Set problem: Search the material for the string "汽车运用与维修专业群", then return every line where it is found.

Data supplied:
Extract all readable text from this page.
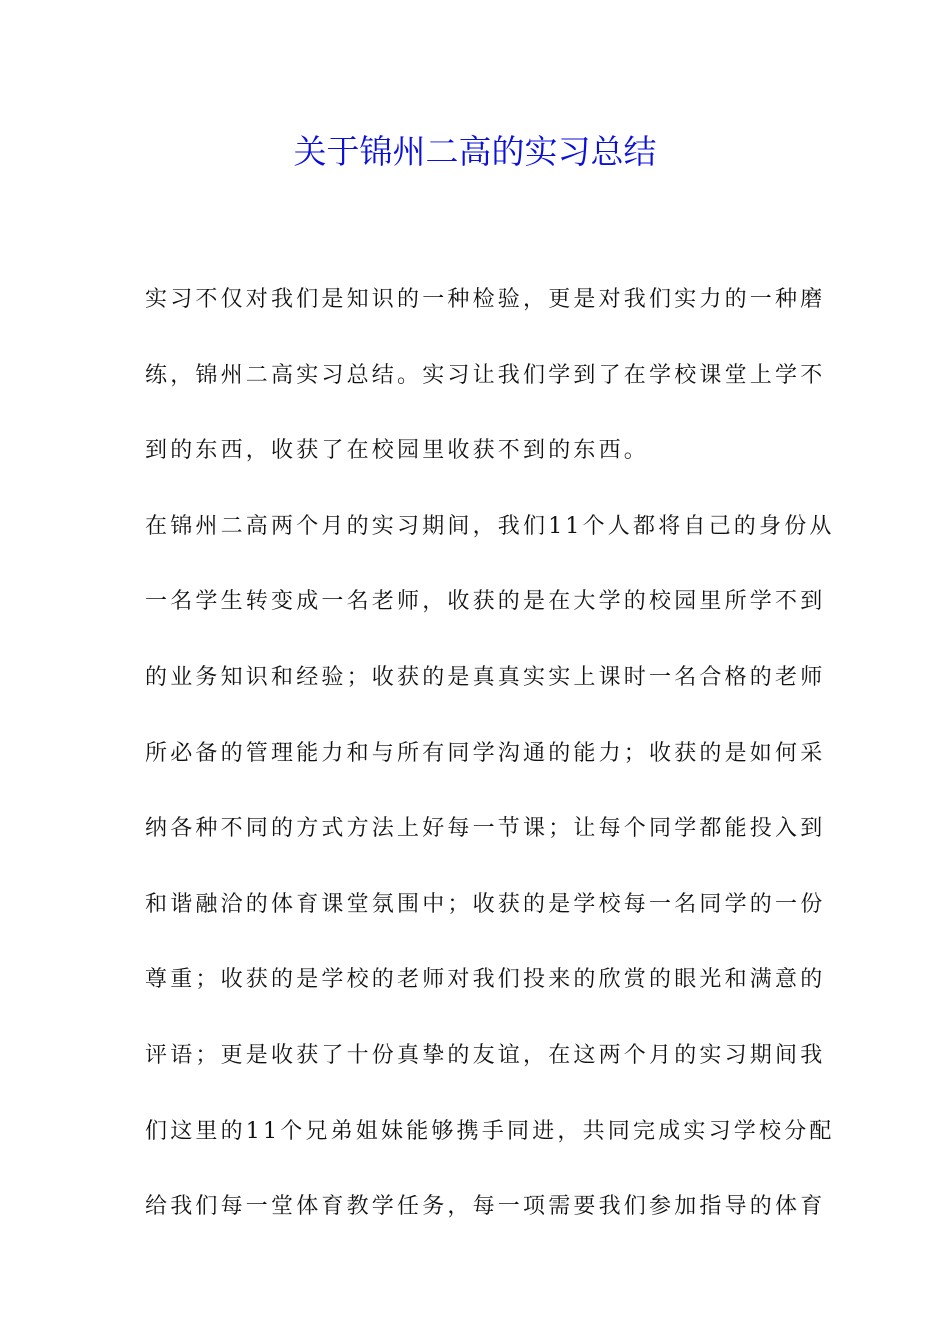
关于锦州二高的实习总结
实习不仅对我们是知识的一种检验，更是对我们实力的一种磨
练，锦州二高实习总结。实习让我们学到了在学校课堂上学不
到的东西，收获了在校园里收获不到的东西。
在锦州二高两个月的实习期间，我们11个人都将自己的身份从
一名学生转变成一名老师，收获的是在大学的校园里所学不到
的业务知识和经验；收获的是真真实实上课时一名合格的老师
所必备的管理能力和与所有同学沟通的能力；收获的是如何采
纳各种不同的方式方法上好每一节课；让每个同学都能投入到
和谐融洽的体育课堂氛围中；收获的是学校每一名同学的一份
尊重；收获的是学校的老师对我们投来的欣赏的眼光和满意的
评语；更是收获了十份真挚的友谊，在这两个月的实习期间我
们这里的11个兄弟姐妹能够携手同进，共同完成实习学校分配
给我们每一堂体育教学任务，每一项需要我们参加指导的体育
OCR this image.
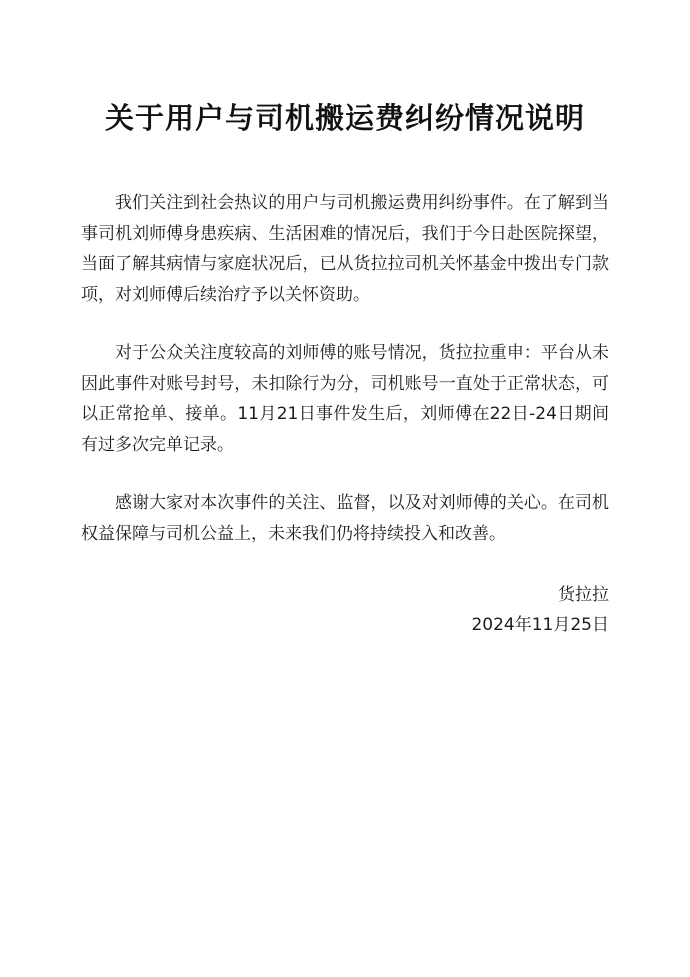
关于用户与司机搬运费纠纷情况说明

我们关注到社会热议的用户与司机搬运费用纠纷事件。在了解到当事司机刘师傅身患疾病、生活困难的情况后，我们于今日赴医院探望，当面了解其病情与家庭状况后，已从货拉拉司机关怀基金中拨出专门款项，对刘师傅后续治疗予以关怀资助。

对于公众关注度较高的刘师傅的账号情况，货拉拉重申：平台从未因此事件对账号封号，未扣除行为分，司机账号一直处于正常状态，可以正常抢单、接单。11月21日事件发生后，刘师傅在22日-24日期间有过多次完单记录。

感谢大家对本次事件的关注、监督，以及对刘师傅的关心。在司机权益保障与司机公益上，未来我们仍将持续投入和改善。

货拉拉
2024年11月25日
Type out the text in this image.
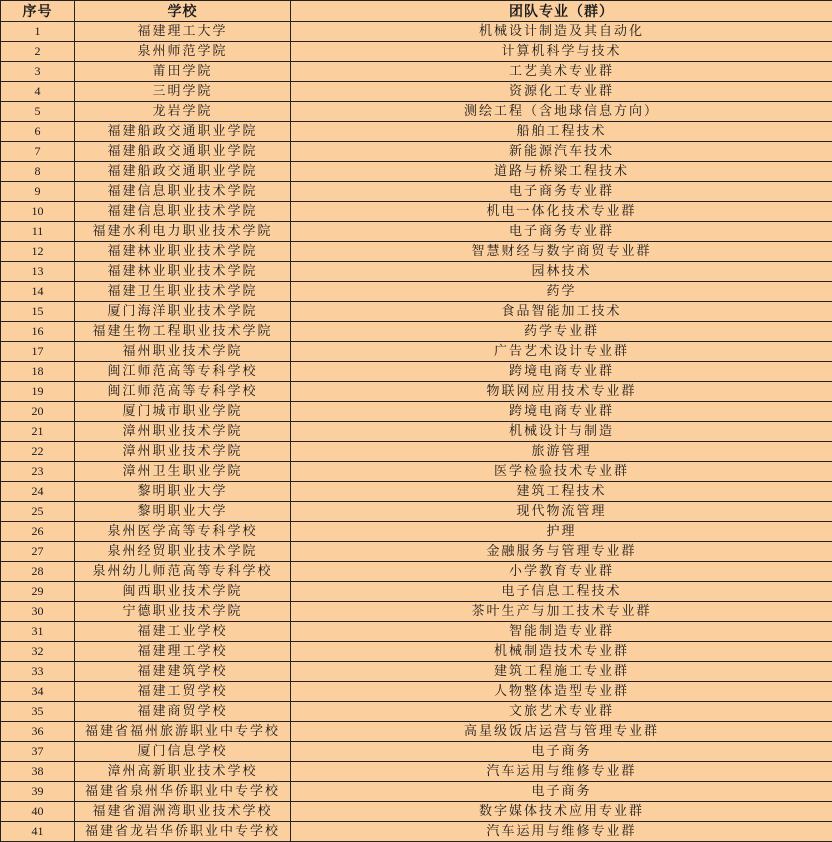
序号	学校	团队专业（群）
1	福建理工大学	机械设计制造及其自动化
2	泉州师范学院	计算机科学与技术
3	莆田学院	工艺美术专业群
4	三明学院	资源化工专业群
5	龙岩学院	测绘工程（含地球信息方向）
6	福建船政交通职业学院	船舶工程技术
7	福建船政交通职业学院	新能源汽车技术
8	福建船政交通职业学院	道路与桥梁工程技术
9	福建信息职业技术学院	电子商务专业群
10	福建信息职业技术学院	机电一体化技术专业群
11	福建水利电力职业技术学院	电子商务专业群
12	福建林业职业技术学院	智慧财经与数字商贸专业群
13	福建林业职业技术学院	园林技术
14	福建卫生职业技术学院	药学
15	厦门海洋职业技术学院	食品智能加工技术
16	福建生物工程职业技术学院	药学专业群
17	福州职业技术学院	广告艺术设计专业群
18	闽江师范高等专科学校	跨境电商专业群
19	闽江师范高等专科学校	物联网应用技术专业群
20	厦门城市职业学院	跨境电商专业群
21	漳州职业技术学院	机械设计与制造
22	漳州职业技术学院	旅游管理
23	漳州卫生职业学院	医学检验技术专业群
24	黎明职业大学	建筑工程技术
25	黎明职业大学	现代物流管理
26	泉州医学高等专科学校	护理
27	泉州经贸职业技术学院	金融服务与管理专业群
28	泉州幼儿师范高等专科学校	小学教育专业群
29	闽西职业技术学院	电子信息工程技术
30	宁德职业技术学院	茶叶生产与加工技术专业群
31	福建工业学校	智能制造专业群
32	福建理工学校	机械制造技术专业群
33	福建建筑学校	建筑工程施工专业群
34	福建工贸学校	人物整体造型专业群
35	福建商贸学校	文旅艺术专业群
36	福建省福州旅游职业中专学校	高星级饭店运营与管理专业群
37	厦门信息学校	电子商务
38	漳州高新职业技术学校	汽车运用与维修专业群
39	福建省泉州华侨职业中专学校	电子商务
40	福建省湄洲湾职业技术学校	数字媒体技术应用专业群
41	福建省龙岩华侨职业中专学校	汽车运用与维修专业群
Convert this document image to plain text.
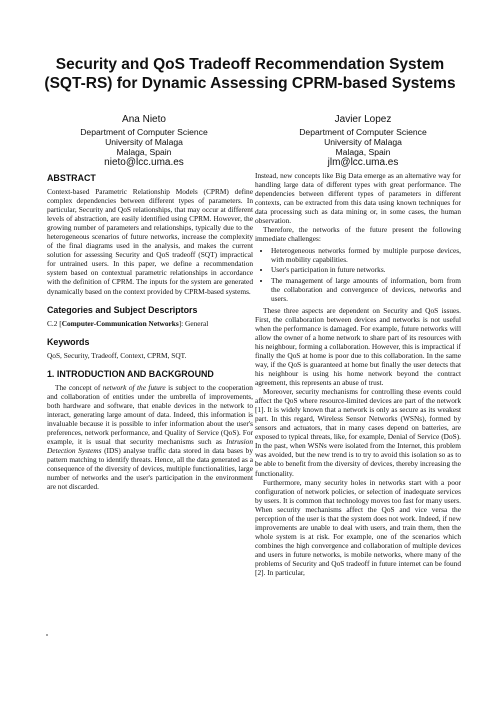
Security and QoS Tradeoff Recommendation System (SQT-RS) for Dynamic Assessing CPRM-based Systems
Ana Nieto
Department of Computer Science
University of Malaga
Malaga, Spain
nieto@lcc.uma.es
Javier Lopez
Department of Computer Science
University of Malaga
Malaga, Spain
jlm@lcc.uma.es
ABSTRACT

Context-based Parametric Relationship Models (CPRM) define complex dependencies between different types of parameters. In particular, Security and QoS relationships, that may occur at different levels of abstraction, are easily identified using CPRM. However, the growing number of parameters and relationships, typically due to the heterogeneous scenarios of future networks, increase the complexity of the final diagrams used in the analysis, and makes the current solution for assessing Security and QoS tradeoff (SQT) impractical for untrained users. In this paper, we define a recommendation system based on contextual parametric relationships in accordance with the definition of CPRM. The inputs for the system are generated dynamically based on the context provided by CPRM-based systems.

Categories and Subject Descriptors

C.2 [Computer-Communication Networks]: General

Keywords

QoS, Security, Tradeoff, Context, CPRM, SQT.

1. INTRODUCTION AND BACKGROUND

The concept of network of the future is subject to the cooperation and collaboration of entities under the umbrella of improvements, both hardware and software, that enable devices in the network to interact, generating large amount of data. Indeed, this information is invaluable because it is possible to infer information about the user's preferences, network performance, and Quality of Service (QoS). For example, it is usual that security mechanisms such as Intrusion Detection Systems (IDS) analyse traffic data stored in data bases by pattern matching to identify threats. Hence, all the data generated as a consequence of the diversity of devices, multiple functionalities, large number of networks and the user's participation in the environment are not discarded.

Instead, new concepts like Big Data emerge as an alternative way for handling large data of different types with great performance. The dependencies between different types of parameters in different contexts, can be extracted from this data using known techniques for data processing such as data mining or, in some cases, the human observation.

Therefore, the networks of the future present the following immediate challenges:

• Heterogeneous networks formed by multiple purpose devices, with mobility capabilities.
• User's participation in future networks.
• The management of large amounts of information, born from the collaboration and convergence of devices, networks and users.

These three aspects are dependent on Security and QoS issues. First, the collaboration between devices and networks is not useful when the performance is damaged. For example, future networks will allow the owner of a home network to share part of its resources with his neighbour, forming a collaboration. However, this is impractical if finally the QoS at home is poor due to this collaboration. In the same way, if the QoS is guaranteed at home but finally the user detects that his neighbour is using his home network beyond the contract agreement, this represents an abuse of trust.

Moreover, security mechanisms for controlling these events could affect the QoS where resource-limited devices are part of the network [1]. It is widely known that a network is only as secure as its weakest part. In this regard, Wireless Sensor Networks (WSNs), formed by sensors and actuators, that in many cases depend on batteries, are exposed to typical threats, like, for example, Denial of Service (DoS). In the past, when WSNs were isolated from the Internet, this problem was avoided, but the new trend is to try to avoid this isolation so as to be able to benefit from the diversity of devices, thereby increasing the functionality.

Furthermore, many security holes in networks start with a poor configuration of network policies, or selection of inadequate services by users. It is common that technology moves too fast for many users. When security mechanisms affect the QoS and vice versa the perception of the user is that the system does not work. Indeed, if new improvements are unable to deal with users, and train them, then the whole system is at risk. For example, one of the scenarios which combines the high convergence and collaboration of multiple devices and users in future networks, is mobile networks, where many of the problems of Security and QoS tradeoff in future internet can be found [2]. In particular,
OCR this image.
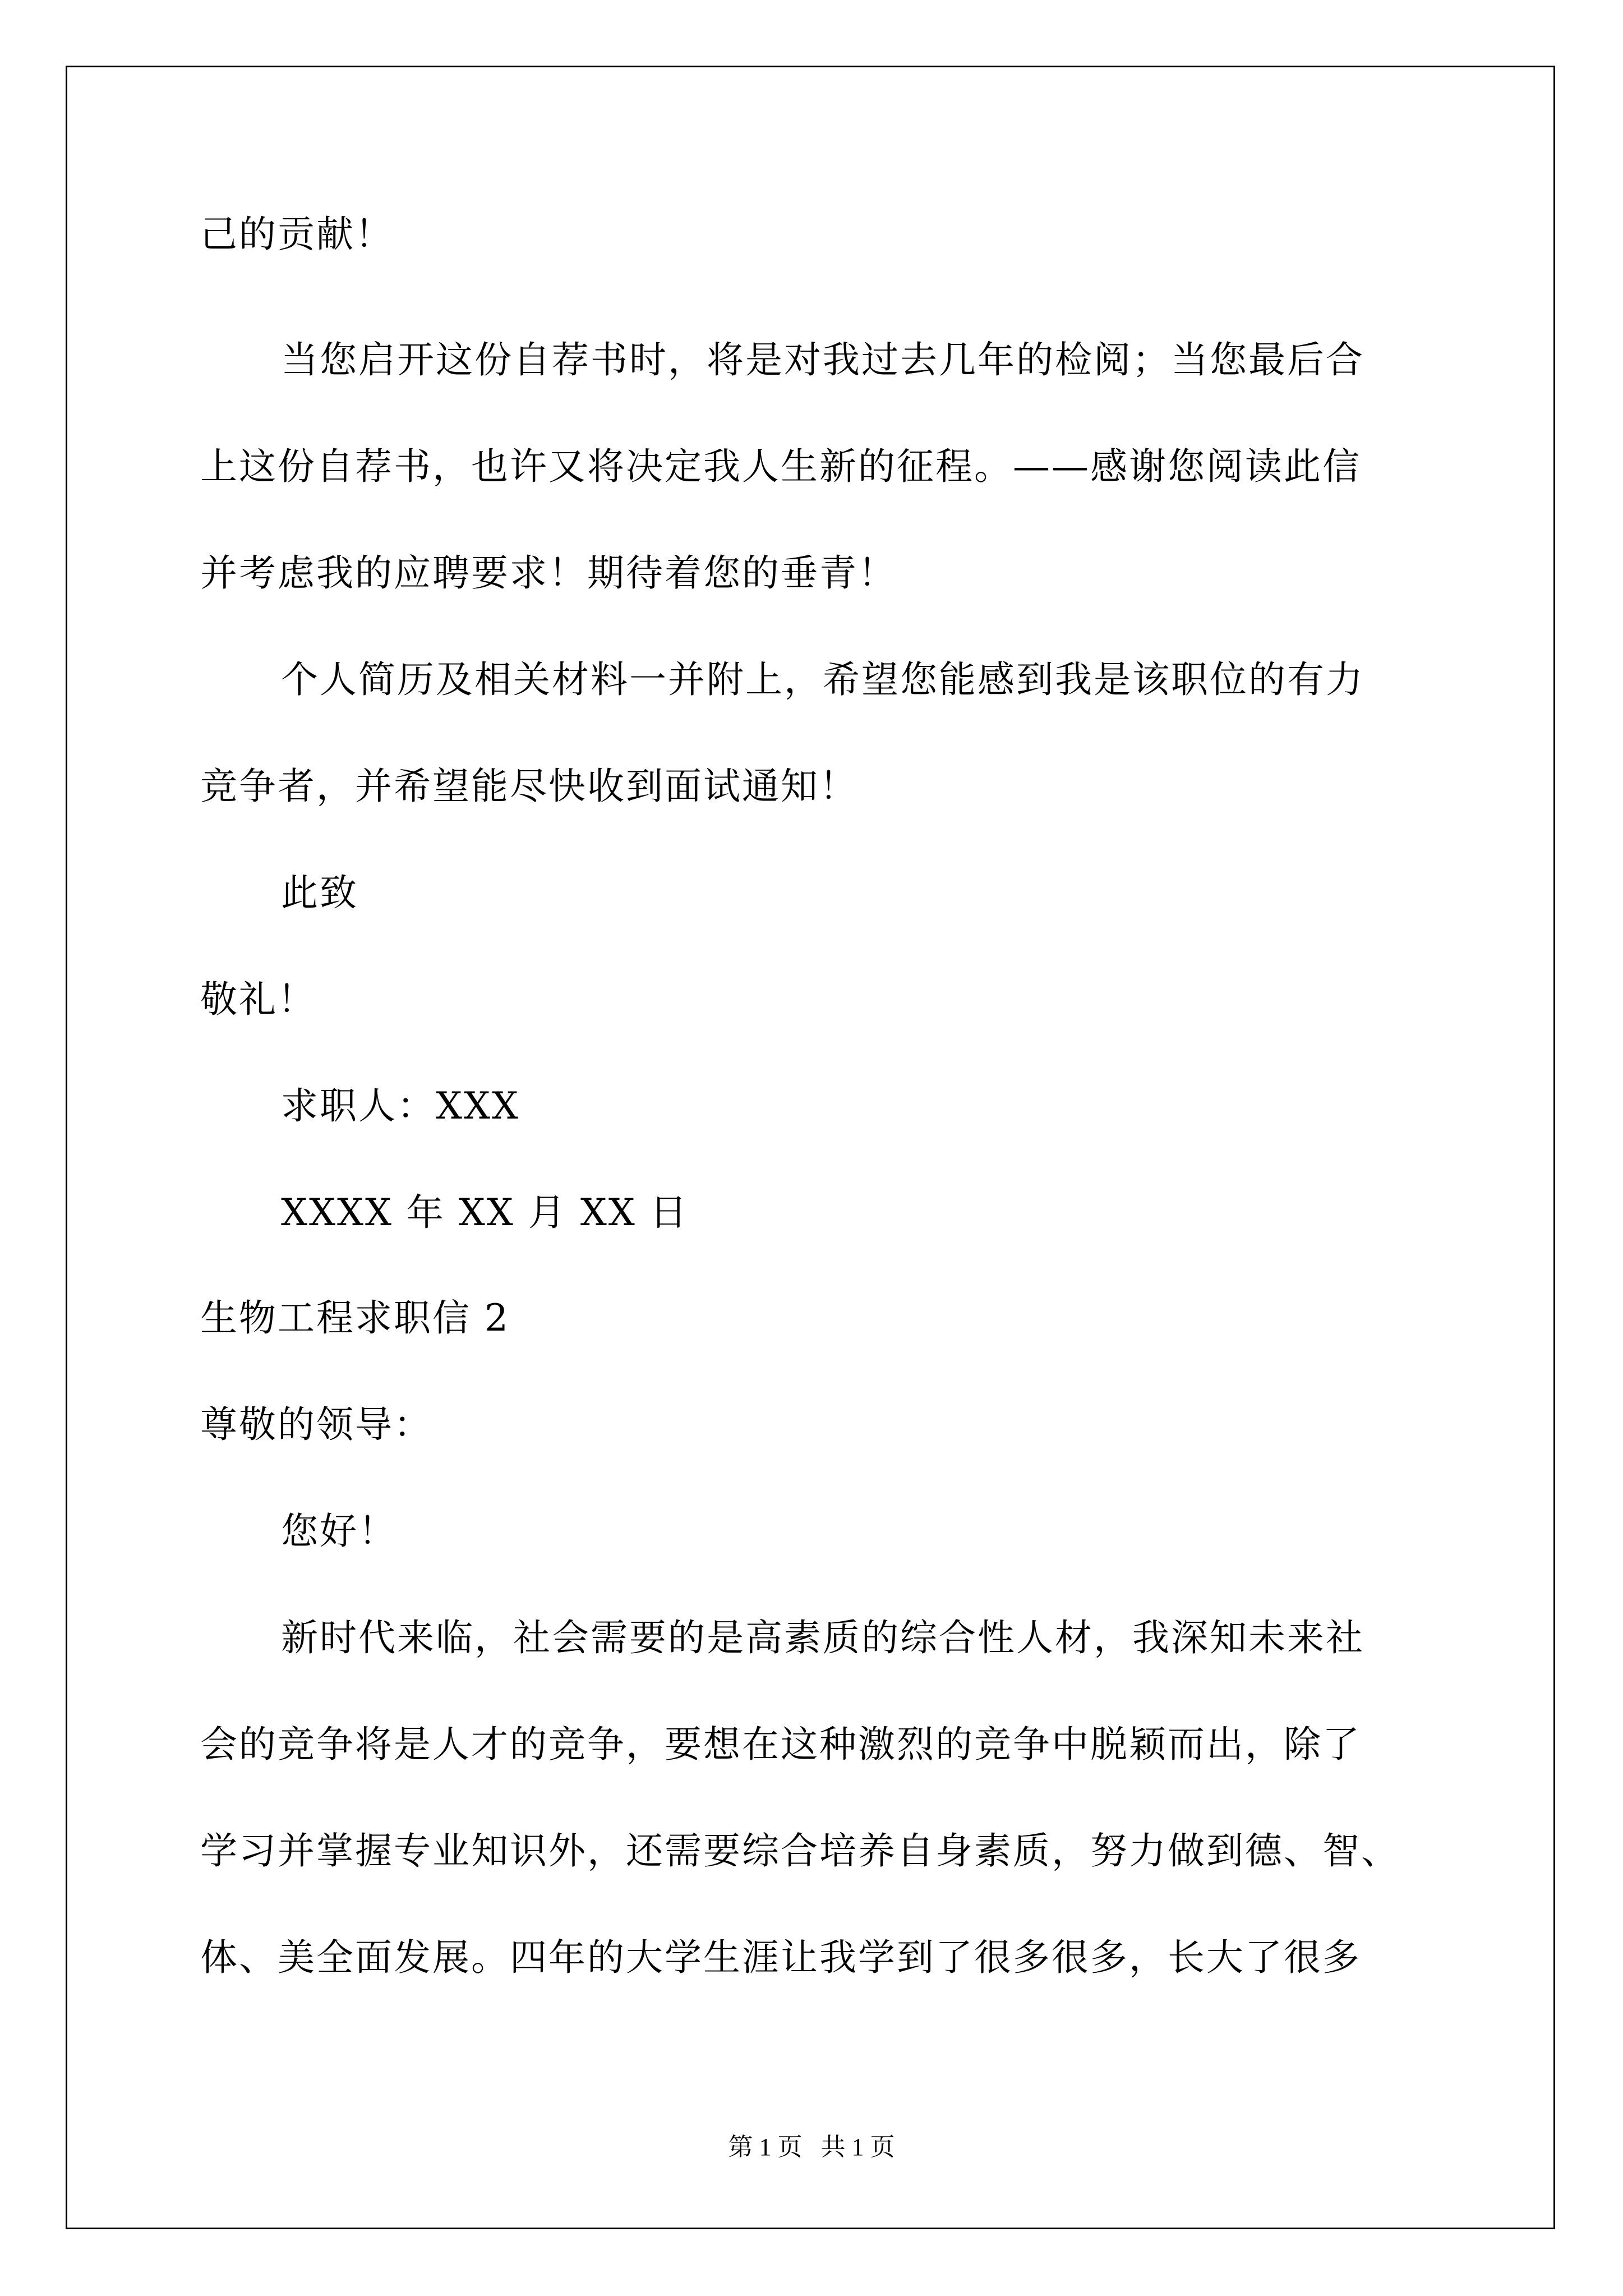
己的贡献！
当您启开这份自荐书时，将是对我过去几年的检阅；当您最后合
上这份自荐书，也许又将决定我人生新的征程。——感谢您阅读此信
并考虑我的应聘要求！期待着您的垂青！
个人简历及相关材料一并附上，希望您能感到我是该职位的有力
竞争者，并希望能尽快收到面试通知！
此致
敬礼！
求职人：XXX
XXXX 年 XX 月 XX 日
生物工程求职信 2
尊敬的领导：
您好！
新时代来临，社会需要的是高素质的综合性人材，我深知未来社
会的竞争将是人才的竞争，要想在这种激烈的竞争中脱颖而出，除了
学习并掌握专业知识外，还需要综合培养自身素质，努力做到德、智、
体、美全面发展。四年的大学生涯让我学到了很多很多，长大了很多
第 1 页   共 1 页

Task solution:
38	漳州高新职业技术学校	汽车运用与维修专业群
41	福建省龙岩华侨职业中专学校	汽车运用与维修专业群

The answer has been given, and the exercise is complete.